WHAT TO DO:
Show only lines that include "Number".

DATA LISTING:
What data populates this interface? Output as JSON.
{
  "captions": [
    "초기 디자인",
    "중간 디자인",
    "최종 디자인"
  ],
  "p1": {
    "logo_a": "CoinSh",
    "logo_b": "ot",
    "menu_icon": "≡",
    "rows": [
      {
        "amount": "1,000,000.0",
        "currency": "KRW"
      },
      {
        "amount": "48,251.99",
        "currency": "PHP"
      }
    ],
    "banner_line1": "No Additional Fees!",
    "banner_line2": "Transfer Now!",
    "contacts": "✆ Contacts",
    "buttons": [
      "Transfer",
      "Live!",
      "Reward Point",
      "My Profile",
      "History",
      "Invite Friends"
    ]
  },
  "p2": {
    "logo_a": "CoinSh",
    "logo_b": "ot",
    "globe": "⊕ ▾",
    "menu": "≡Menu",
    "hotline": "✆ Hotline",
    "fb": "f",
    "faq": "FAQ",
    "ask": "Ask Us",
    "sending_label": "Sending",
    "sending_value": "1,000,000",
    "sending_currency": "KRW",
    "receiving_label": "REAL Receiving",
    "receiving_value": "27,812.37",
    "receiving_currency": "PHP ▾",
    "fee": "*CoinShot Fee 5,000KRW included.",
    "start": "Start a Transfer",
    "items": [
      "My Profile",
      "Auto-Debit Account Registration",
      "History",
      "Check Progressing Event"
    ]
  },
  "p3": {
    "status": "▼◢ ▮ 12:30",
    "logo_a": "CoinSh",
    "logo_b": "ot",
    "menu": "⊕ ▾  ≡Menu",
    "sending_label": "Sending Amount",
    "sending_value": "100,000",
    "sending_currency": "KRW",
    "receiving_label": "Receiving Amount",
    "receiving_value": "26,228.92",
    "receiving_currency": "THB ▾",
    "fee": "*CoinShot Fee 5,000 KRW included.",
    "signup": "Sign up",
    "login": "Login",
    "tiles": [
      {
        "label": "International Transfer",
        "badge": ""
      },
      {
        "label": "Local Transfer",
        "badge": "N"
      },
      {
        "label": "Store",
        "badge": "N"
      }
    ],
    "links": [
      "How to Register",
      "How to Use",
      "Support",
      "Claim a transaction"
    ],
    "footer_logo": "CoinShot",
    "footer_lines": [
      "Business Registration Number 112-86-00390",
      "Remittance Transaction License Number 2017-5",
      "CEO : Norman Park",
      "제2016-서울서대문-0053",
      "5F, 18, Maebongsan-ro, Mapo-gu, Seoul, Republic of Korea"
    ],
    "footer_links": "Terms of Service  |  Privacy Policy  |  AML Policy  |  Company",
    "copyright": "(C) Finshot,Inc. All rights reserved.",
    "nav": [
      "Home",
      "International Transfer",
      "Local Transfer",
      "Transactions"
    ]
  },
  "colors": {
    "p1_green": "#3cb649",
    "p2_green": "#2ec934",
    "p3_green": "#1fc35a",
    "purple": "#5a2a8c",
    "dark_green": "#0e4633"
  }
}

---

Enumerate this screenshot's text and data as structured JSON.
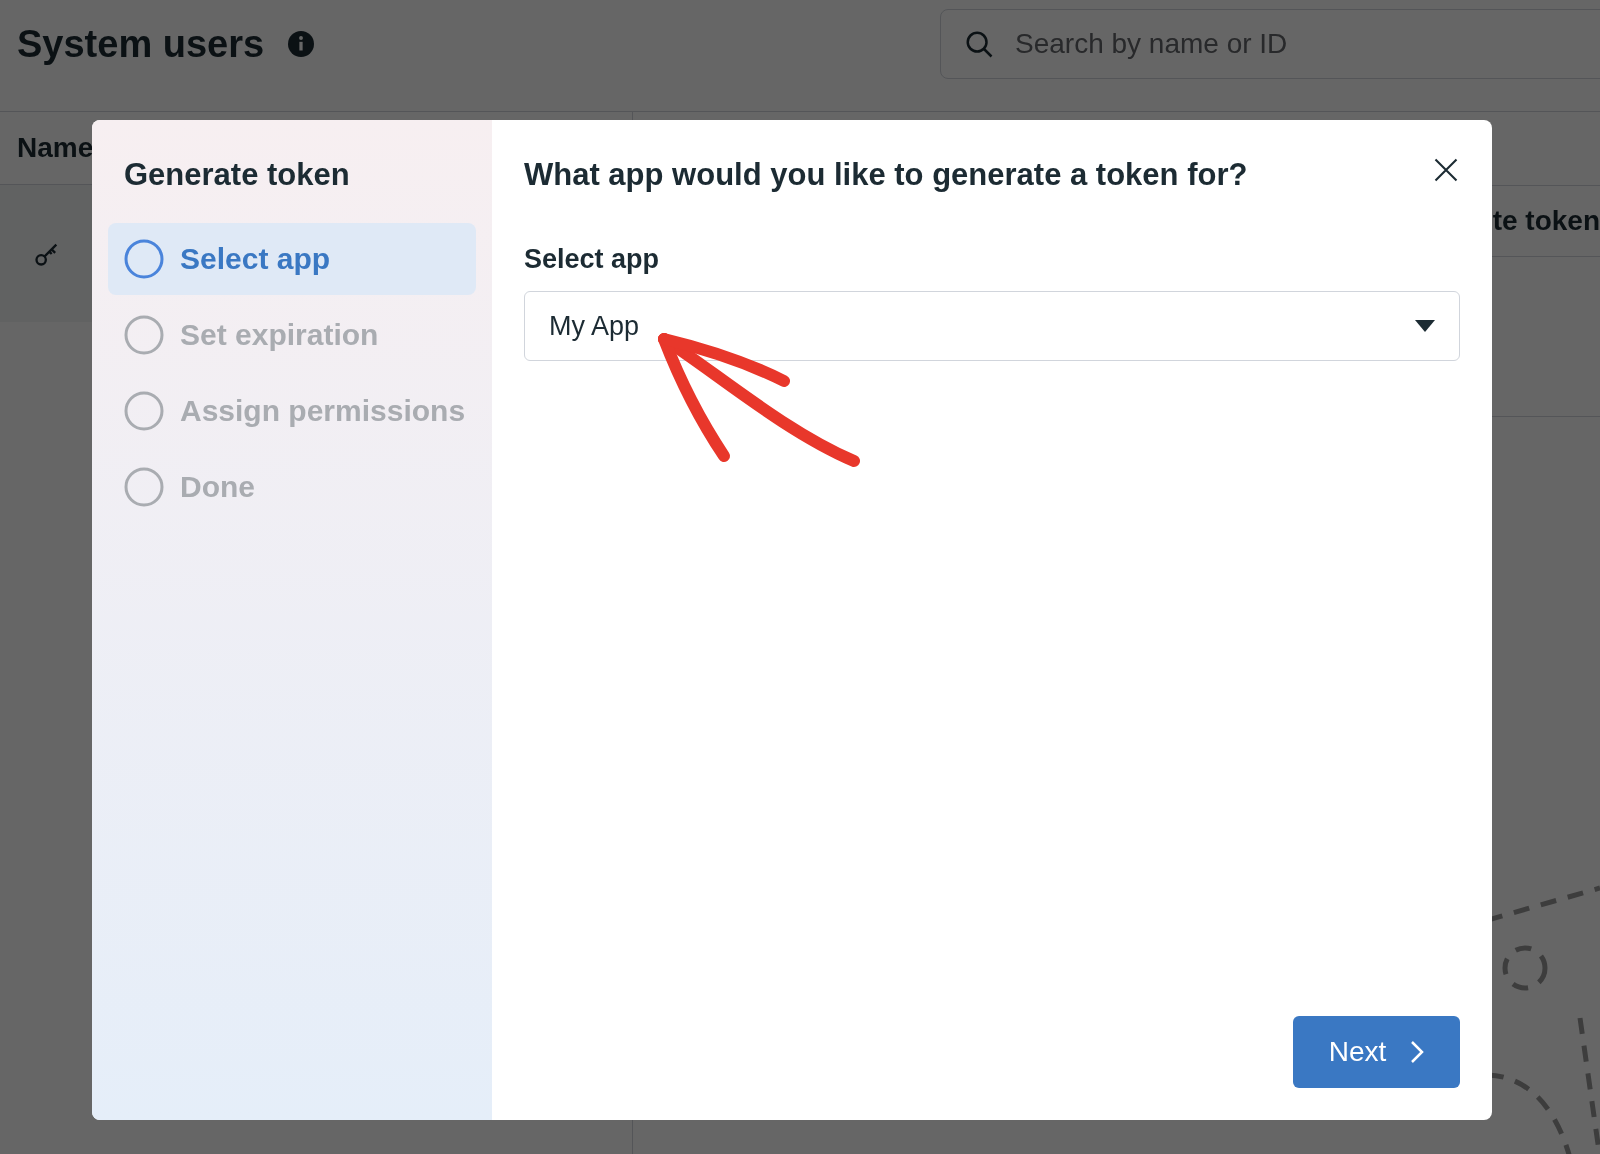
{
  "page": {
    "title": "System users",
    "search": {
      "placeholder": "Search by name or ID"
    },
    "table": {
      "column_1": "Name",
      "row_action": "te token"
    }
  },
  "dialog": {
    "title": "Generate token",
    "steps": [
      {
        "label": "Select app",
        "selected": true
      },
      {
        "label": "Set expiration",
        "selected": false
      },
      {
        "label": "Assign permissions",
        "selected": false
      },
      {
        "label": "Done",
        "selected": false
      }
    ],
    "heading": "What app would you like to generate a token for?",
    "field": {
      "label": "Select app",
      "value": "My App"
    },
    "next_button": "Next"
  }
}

...

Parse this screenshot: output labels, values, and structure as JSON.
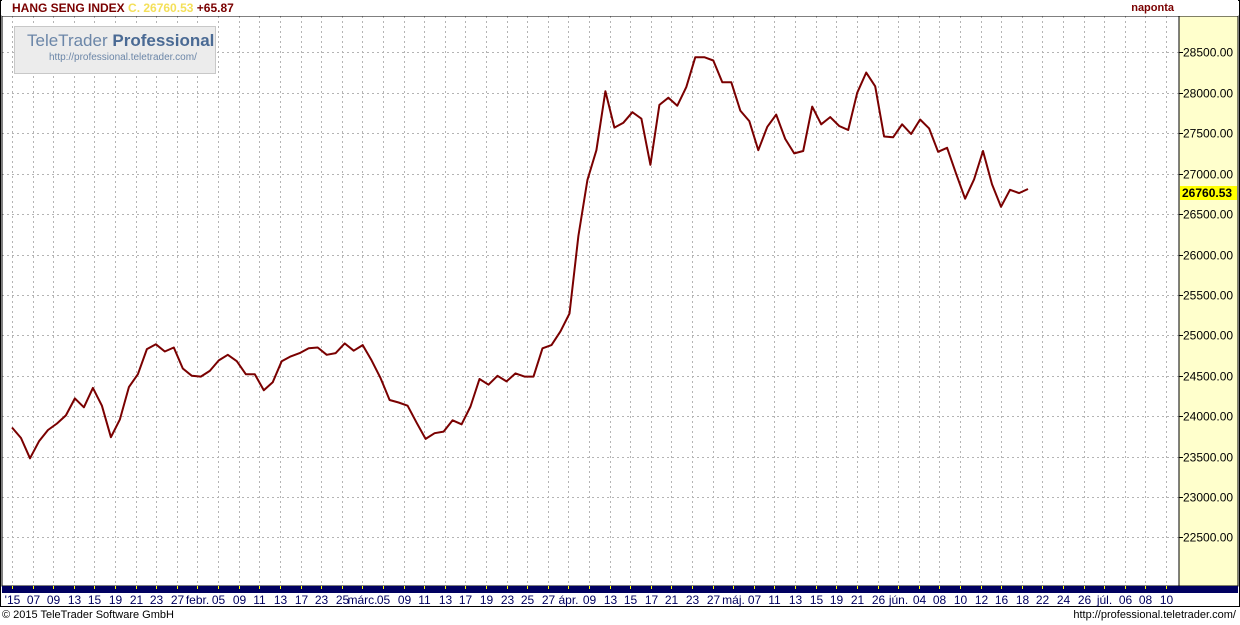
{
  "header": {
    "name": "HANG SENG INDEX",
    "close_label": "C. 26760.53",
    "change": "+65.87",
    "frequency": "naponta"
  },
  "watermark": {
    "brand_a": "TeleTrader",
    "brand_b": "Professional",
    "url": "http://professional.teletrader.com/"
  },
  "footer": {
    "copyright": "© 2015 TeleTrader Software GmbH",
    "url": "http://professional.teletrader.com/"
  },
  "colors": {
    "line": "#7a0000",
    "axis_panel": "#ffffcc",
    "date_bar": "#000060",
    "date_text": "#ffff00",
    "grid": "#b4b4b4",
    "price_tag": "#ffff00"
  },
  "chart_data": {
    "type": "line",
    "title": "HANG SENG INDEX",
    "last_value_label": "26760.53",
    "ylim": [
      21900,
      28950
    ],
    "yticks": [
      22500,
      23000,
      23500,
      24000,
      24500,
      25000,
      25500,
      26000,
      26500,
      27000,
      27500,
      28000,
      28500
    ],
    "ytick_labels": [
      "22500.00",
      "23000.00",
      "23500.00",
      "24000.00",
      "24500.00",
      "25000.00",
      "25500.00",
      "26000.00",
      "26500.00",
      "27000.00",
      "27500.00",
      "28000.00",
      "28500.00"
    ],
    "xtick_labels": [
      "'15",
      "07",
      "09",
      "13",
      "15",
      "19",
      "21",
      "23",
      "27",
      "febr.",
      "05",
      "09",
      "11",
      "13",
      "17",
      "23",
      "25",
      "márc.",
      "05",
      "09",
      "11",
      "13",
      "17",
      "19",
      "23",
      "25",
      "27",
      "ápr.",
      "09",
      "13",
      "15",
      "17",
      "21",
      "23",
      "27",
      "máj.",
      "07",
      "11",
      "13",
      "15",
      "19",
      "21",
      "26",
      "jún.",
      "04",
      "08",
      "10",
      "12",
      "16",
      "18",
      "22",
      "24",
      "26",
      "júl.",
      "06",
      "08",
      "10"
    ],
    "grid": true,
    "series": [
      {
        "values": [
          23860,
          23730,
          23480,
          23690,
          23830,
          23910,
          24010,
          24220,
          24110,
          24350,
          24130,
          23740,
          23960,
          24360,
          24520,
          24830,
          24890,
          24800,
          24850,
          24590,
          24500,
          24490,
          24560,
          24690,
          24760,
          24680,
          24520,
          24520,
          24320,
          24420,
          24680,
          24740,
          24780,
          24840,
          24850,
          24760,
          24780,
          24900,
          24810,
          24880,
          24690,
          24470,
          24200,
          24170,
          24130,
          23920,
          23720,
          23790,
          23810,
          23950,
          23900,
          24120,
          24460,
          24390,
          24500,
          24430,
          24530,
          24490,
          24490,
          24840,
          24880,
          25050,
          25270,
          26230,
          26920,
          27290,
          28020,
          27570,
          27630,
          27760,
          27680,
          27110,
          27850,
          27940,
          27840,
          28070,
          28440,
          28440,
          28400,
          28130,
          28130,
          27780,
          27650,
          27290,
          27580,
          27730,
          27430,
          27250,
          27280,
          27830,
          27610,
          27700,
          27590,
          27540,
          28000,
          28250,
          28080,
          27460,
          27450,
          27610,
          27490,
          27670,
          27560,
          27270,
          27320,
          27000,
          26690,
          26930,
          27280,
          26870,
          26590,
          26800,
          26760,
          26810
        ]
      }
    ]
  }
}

SOLUTION TO THIS EXERCISE:
      "Business Registration Number 112-86-00390",
      "Remittance Transaction License Number 2017-5",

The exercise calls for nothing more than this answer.